Exercise requirements ▸ Identify the lines that contain the word "částky" and copy each one.

Provided data ▸
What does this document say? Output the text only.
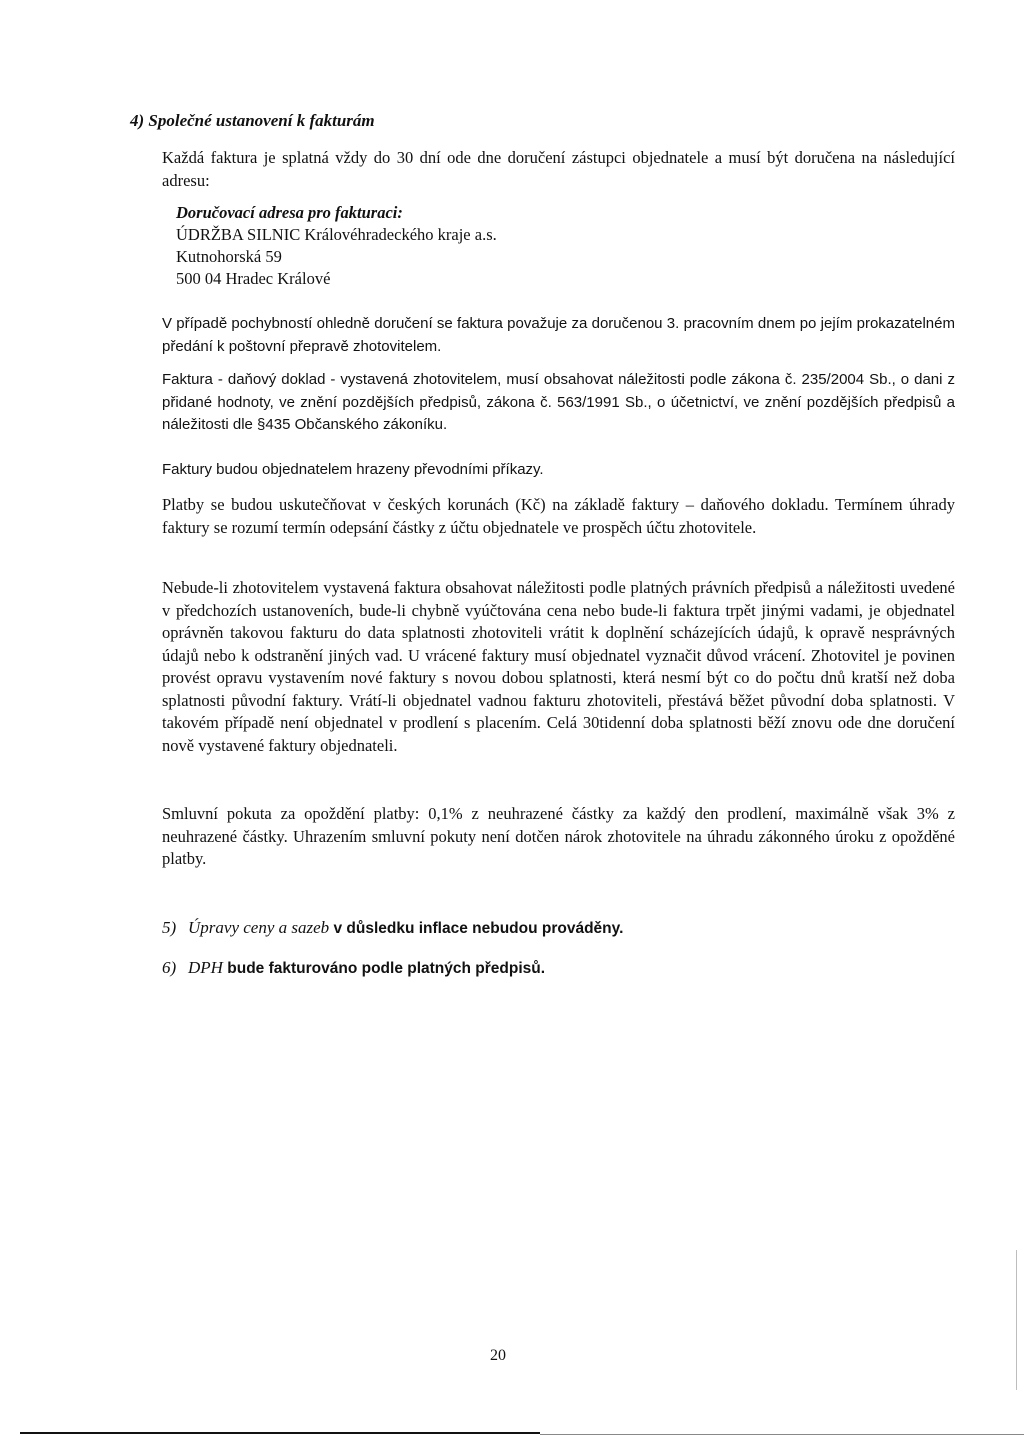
4) Společné ustanovení k fakturám

Každá faktura je splatná vždy do 30 dní ode dne doručení zástupci objednatele a musí být doručena na následující adresu:

Doručovací adresa pro fakturaci:

ÚDRŽBA SILNIC Královéhradeckého kraje a.s.

Kutnohorská 59

500 04 Hradec Králové

V případě pochybností ohledně doručení se faktura považuje za doručenou 3. pracovním dnem po jejím prokazatelném předání k poštovní přepravě zhotovitelem.

Faktura - daňový doklad - vystavená zhotovitelem, musí obsahovat náležitosti podle zákona č. 235/2004 Sb., o dani z přidané hodnoty, ve znění pozdějších předpisů, zákona č. 563/1991 Sb., o účetnictví, ve znění pozdějších předpisů a náležitosti dle §435 Občanského zákoníku.

Faktury budou objednatelem hrazeny převodními příkazy.

Platby se budou uskutečňovat v českých korunách (Kč) na základě faktury – daňového dokladu. Termínem úhrady faktury se rozumí termín odepsání částky z účtu objednatele ve prospěch účtu zhotovitele.

Nebude-li zhotovitelem vystavená faktura obsahovat náležitosti podle platných právních předpisů a náležitosti uvedené v předchozích ustanoveních, bude-li chybně vyúčtována cena nebo bude-li faktura trpět jinými vadami, je objednatel oprávněn takovou fakturu do data splatnosti zhotoviteli vrátit k doplnění scházejících údajů, k opravě nesprávných údajů nebo k odstranění jiných vad. U vrácené faktury musí objednatel vyznačit důvod vrácení. Zhotovitel je povinen provést opravu vystavením nové faktury s novou dobou splatnosti, která nesmí být co do počtu dnů kratší než doba splatnosti původní faktury. Vrátí-li objednatel vadnou fakturu zhotoviteli, přestává běžet původní doba splatnosti. V takovém případě není objednatel v prodlení s placením. Celá 30tidenní doba splatnosti běží znovu ode dne doručení nově vystavené faktury objednateli.

Smluvní pokuta za opoždění platby: 0,1% z neuhrazené částky za každý den prodlení, maximálně však 3% z neuhrazené částky. Uhrazením smluvní pokuty není dotčen nárok zhotovitele na úhradu zákonného úroku z opožděné platby.

5) Úpravy ceny a sazeb v důsledku inflace nebudou prováděny.

6) DPH bude fakturováno podle platných předpisů.

20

The response ▸
Platby se budou uskutečňovat v českých korunách (Kč) na základě faktury – daňového dokladu. Termínem úhrady faktury se rozumí termín odepsání částky z účtu objednatele ve prospěch účtu zhotovitele.
Smluvní pokuta za opoždění platby: 0,1% z neuhrazené částky za každý den prodlení, maximálně však 3% z neuhrazené částky. Uhrazením smluvní pokuty není dotčen nárok zhotovitele na úhradu zákonného úroku z opožděné platby.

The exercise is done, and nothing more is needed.